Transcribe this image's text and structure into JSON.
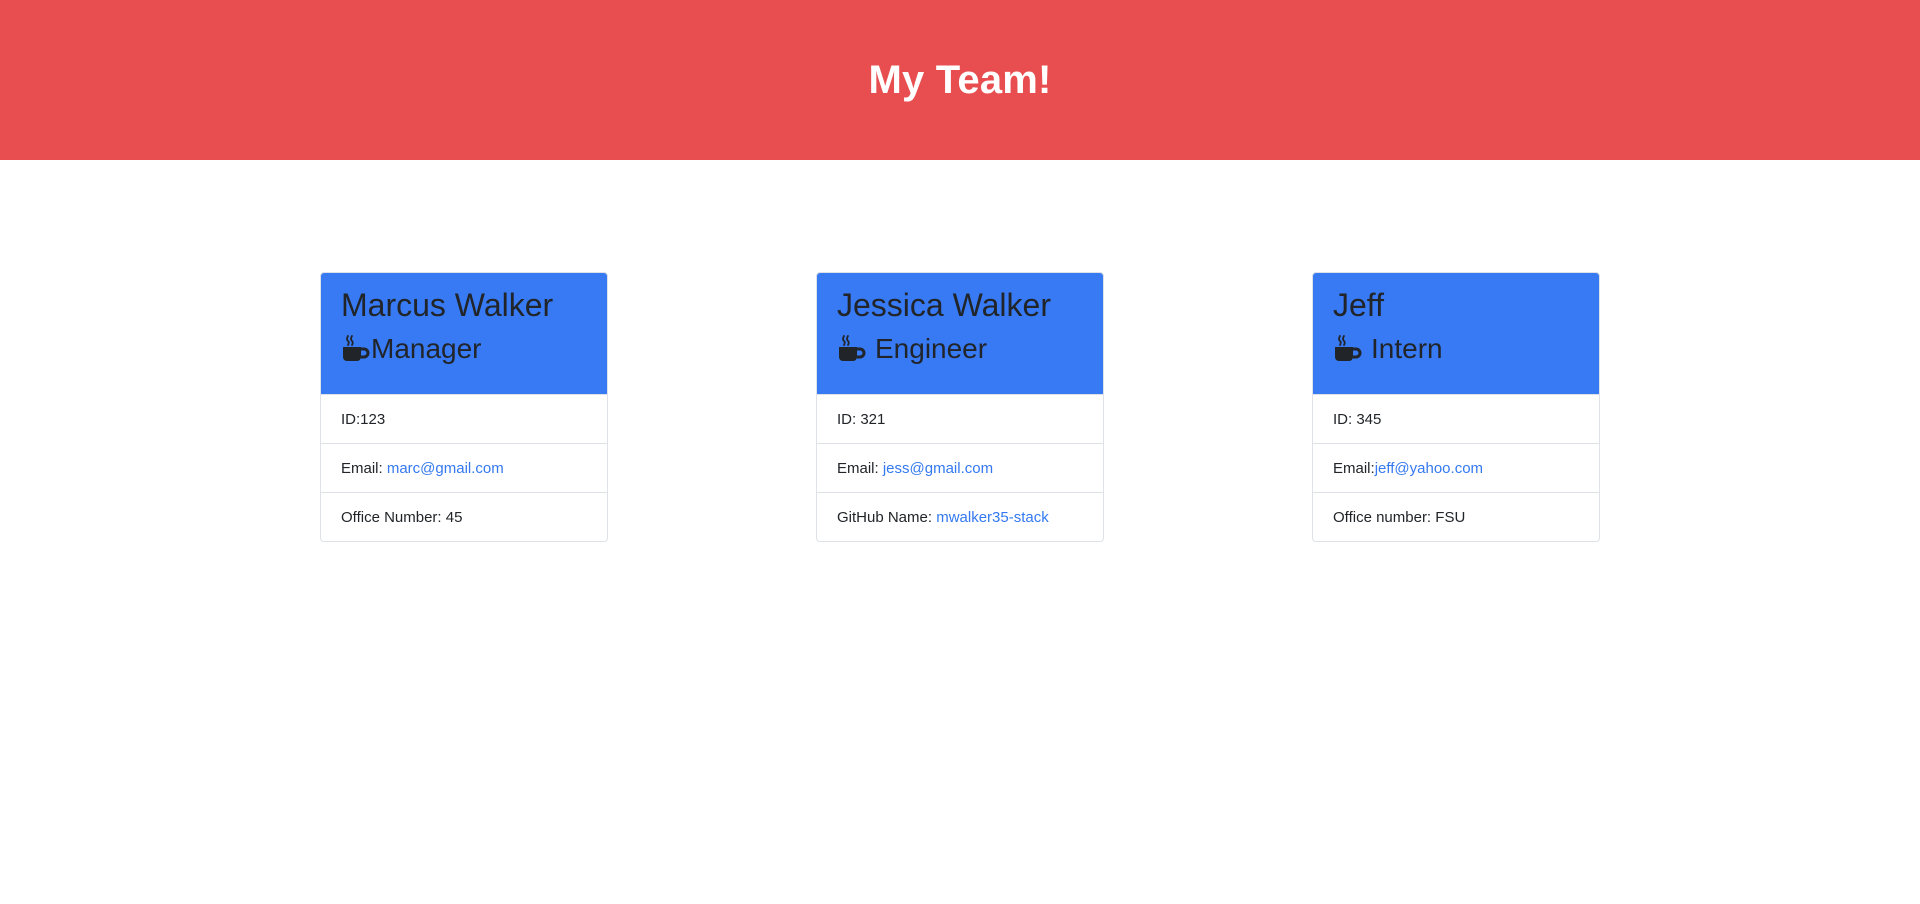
{
  "header": {
    "title": "My Team!"
  },
  "colors": {
    "header_bg": "#e84e4f",
    "card_header_bg": "#377af4",
    "link": "#3479f0"
  },
  "team": [
    {
      "name": "Marcus Walker",
      "role": "Manager",
      "icon": "coffee-mug-icon",
      "id_label": "ID: ",
      "id": "123",
      "email_label": "Email: ",
      "email": "marc@gmail.com",
      "extra_label": "Office Number: ",
      "extra_value": "45"
    },
    {
      "name": "Jessica Walker",
      "role": "Engineer",
      "icon": "coffee-mug-icon",
      "id_label": "ID: ",
      "id": "321",
      "email_label": "Email: ",
      "email": "jess@gmail.com",
      "extra_label": "GitHub Name: ",
      "extra_value": "mwalker35-stack"
    },
    {
      "name": "Jeff",
      "role": "Intern",
      "icon": "coffee-mug-icon",
      "id_label": "ID: ",
      "id": "345",
      "email_label": "Email:",
      "email": "jeff@yahoo.com",
      "extra_label": "Office number: ",
      "extra_value": "FSU"
    }
  ]
}
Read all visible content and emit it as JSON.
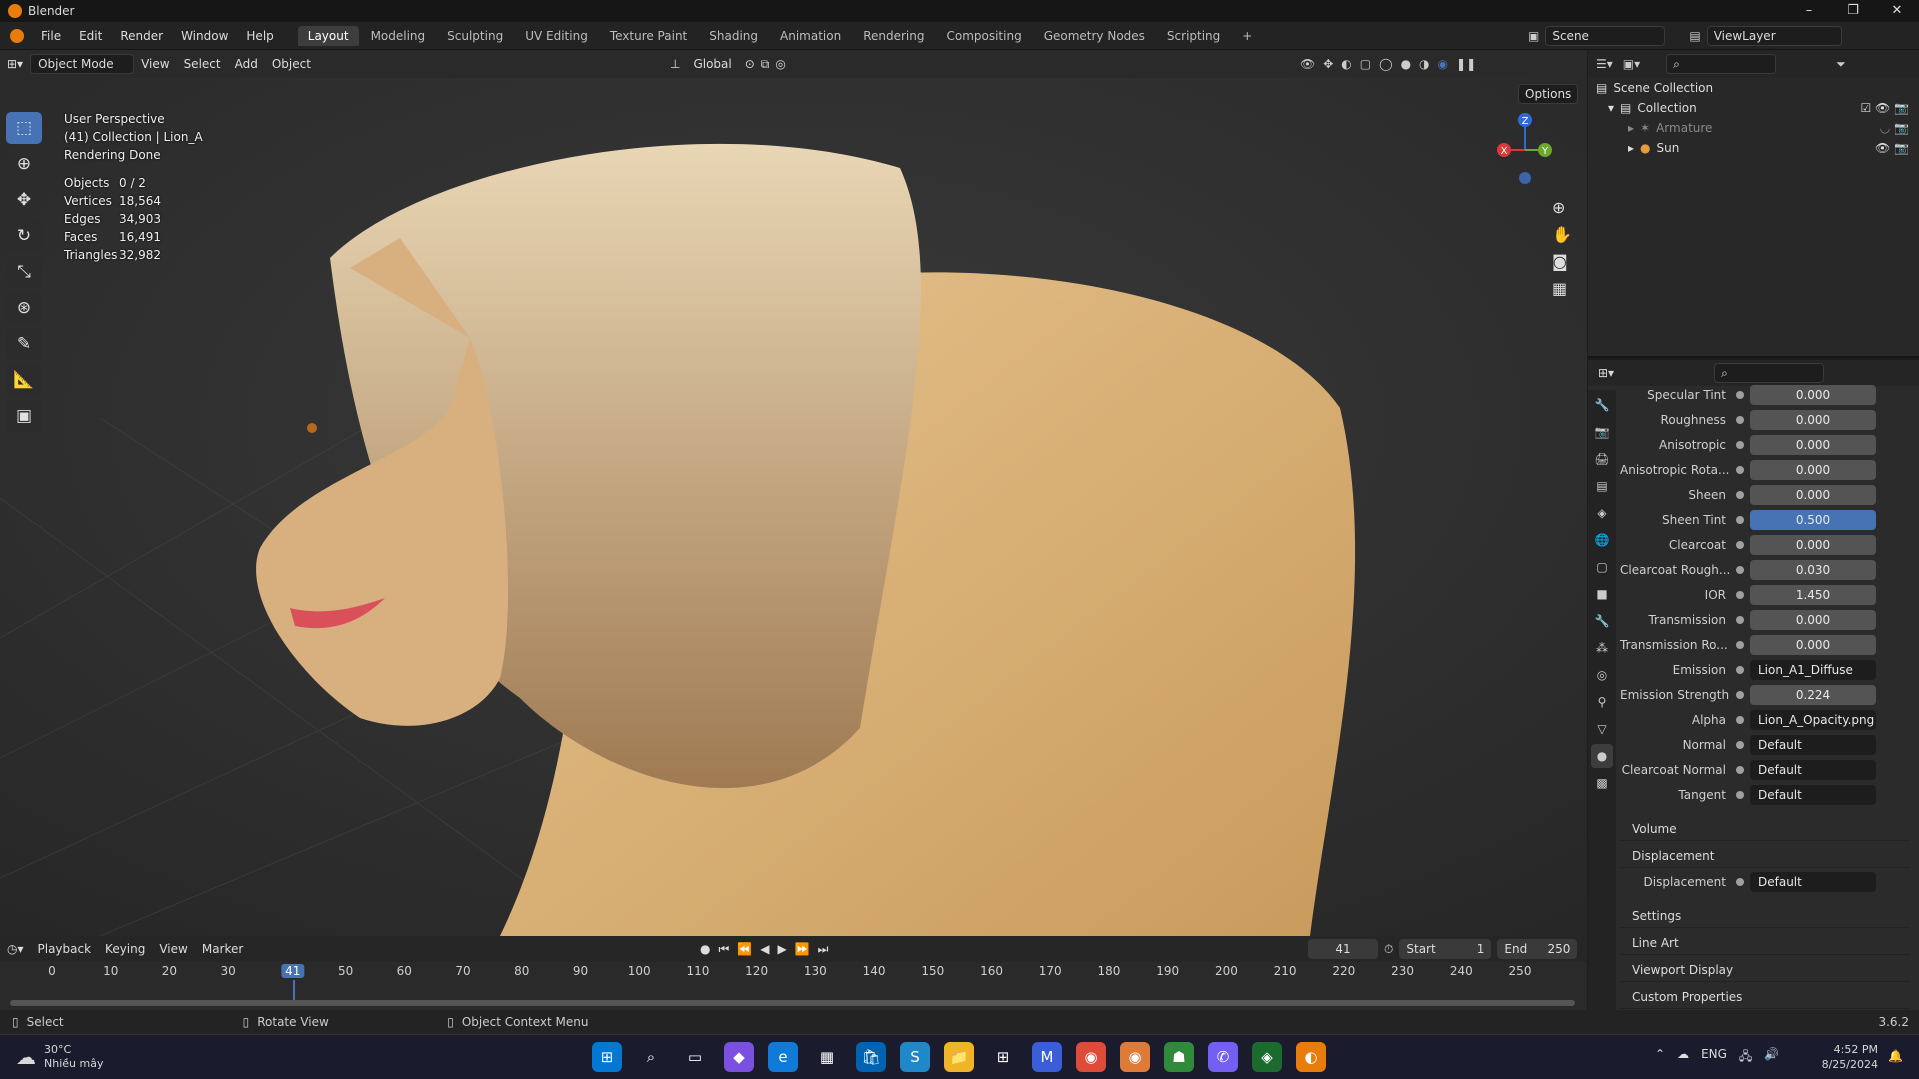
****************************************
» **Task directions**:
Copy each line above where the string "role" occurs.

» **Solution to the exercise**:
      "role": "Manager",
      "role": "Engineer",
      "role": "Intern",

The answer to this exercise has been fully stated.